Stored items from a collection:

┌──

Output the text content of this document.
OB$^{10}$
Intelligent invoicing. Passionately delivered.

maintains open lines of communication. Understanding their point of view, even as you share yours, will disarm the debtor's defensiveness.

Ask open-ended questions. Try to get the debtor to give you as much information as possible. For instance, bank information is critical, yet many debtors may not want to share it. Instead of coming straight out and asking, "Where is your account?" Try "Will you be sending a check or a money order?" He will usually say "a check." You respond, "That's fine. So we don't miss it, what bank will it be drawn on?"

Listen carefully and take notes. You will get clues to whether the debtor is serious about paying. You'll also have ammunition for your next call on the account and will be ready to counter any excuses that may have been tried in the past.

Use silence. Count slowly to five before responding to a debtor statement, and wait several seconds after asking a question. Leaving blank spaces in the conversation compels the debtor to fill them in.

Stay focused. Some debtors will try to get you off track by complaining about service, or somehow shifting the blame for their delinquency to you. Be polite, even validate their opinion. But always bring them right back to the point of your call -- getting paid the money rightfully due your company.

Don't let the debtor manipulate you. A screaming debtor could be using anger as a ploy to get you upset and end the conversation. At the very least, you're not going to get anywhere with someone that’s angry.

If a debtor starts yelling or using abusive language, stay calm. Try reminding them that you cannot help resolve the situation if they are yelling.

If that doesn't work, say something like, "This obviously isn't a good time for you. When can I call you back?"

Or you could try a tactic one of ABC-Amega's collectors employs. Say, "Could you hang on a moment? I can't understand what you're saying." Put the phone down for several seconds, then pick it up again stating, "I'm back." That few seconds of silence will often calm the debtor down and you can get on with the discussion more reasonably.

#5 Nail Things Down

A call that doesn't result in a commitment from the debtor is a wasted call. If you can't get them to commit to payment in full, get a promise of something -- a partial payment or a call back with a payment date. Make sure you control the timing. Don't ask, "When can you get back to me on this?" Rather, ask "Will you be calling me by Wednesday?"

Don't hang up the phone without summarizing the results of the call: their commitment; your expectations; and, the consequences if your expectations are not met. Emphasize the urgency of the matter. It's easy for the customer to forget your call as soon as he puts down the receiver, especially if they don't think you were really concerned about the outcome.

└──

EXERCISE AIM:
Output the whole listing above again, word for word.

CORRECT RESPONSE:
Output the text content of this document.
OB$^{10}$
Intelligent invoicing. Passionately delivered.

maintains open lines of communication. Understanding their point of view, even as you share yours, will disarm the debtor's defensiveness.

Ask open-ended questions. Try to get the debtor to give you as much information as possible. For instance, bank information is critical, yet many debtors may not want to share it. Instead of coming straight out and asking, "Where is your account?" Try "Will you be sending a check or a money order?" He will usually say "a check." You respond, "That's fine. So we don't miss it, what bank will it be drawn on?"

Listen carefully and take notes. You will get clues to whether the debtor is serious about paying. You'll also have ammunition for your next call on the account and will be ready to counter any excuses that may have been tried in the past.

Use silence. Count slowly to five before responding to a debtor statement, and wait several seconds after asking a question. Leaving blank spaces in the conversation compels the debtor to fill them in.

Stay focused. Some debtors will try to get you off track by complaining about service, or somehow shifting the blame for their delinquency to you. Be polite, even validate their opinion. But always bring them right back to the point of your call -- getting paid the money rightfully due your company.

Don't let the debtor manipulate you. A screaming debtor could be using anger as a ploy to get you upset and end the conversation. At the very least, you're not going to get anywhere with someone that’s angry.

If a debtor starts yelling or using abusive language, stay calm. Try reminding them that you cannot help resolve the situation if they are yelling.

If that doesn't work, say something like, "This obviously isn't a good time for you. When can I call you back?"

Or you could try a tactic one of ABC-Amega's collectors employs. Say, "Could you hang on a moment? I can't understand what you're saying." Put the phone down for several seconds, then pick it up again stating, "I'm back." That few seconds of silence will often calm the debtor down and you can get on with the discussion more reasonably.

#5 Nail Things Down

A call that doesn't result in a commitment from the debtor is a wasted call. If you can't get them to commit to payment in full, get a promise of something -- a partial payment or a call back with a payment date. Make sure you control the timing. Don't ask, "When can you get back to me on this?" Rather, ask "Will you be calling me by Wednesday?"

Don't hang up the phone without summarizing the results of the call: their commitment; your expectations; and, the consequences if your expectations are not met. Emphasize the urgency of the matter. It's easy for the customer to forget your call as soon as he puts down the receiver, especially if they don't think you were really concerned about the outcome.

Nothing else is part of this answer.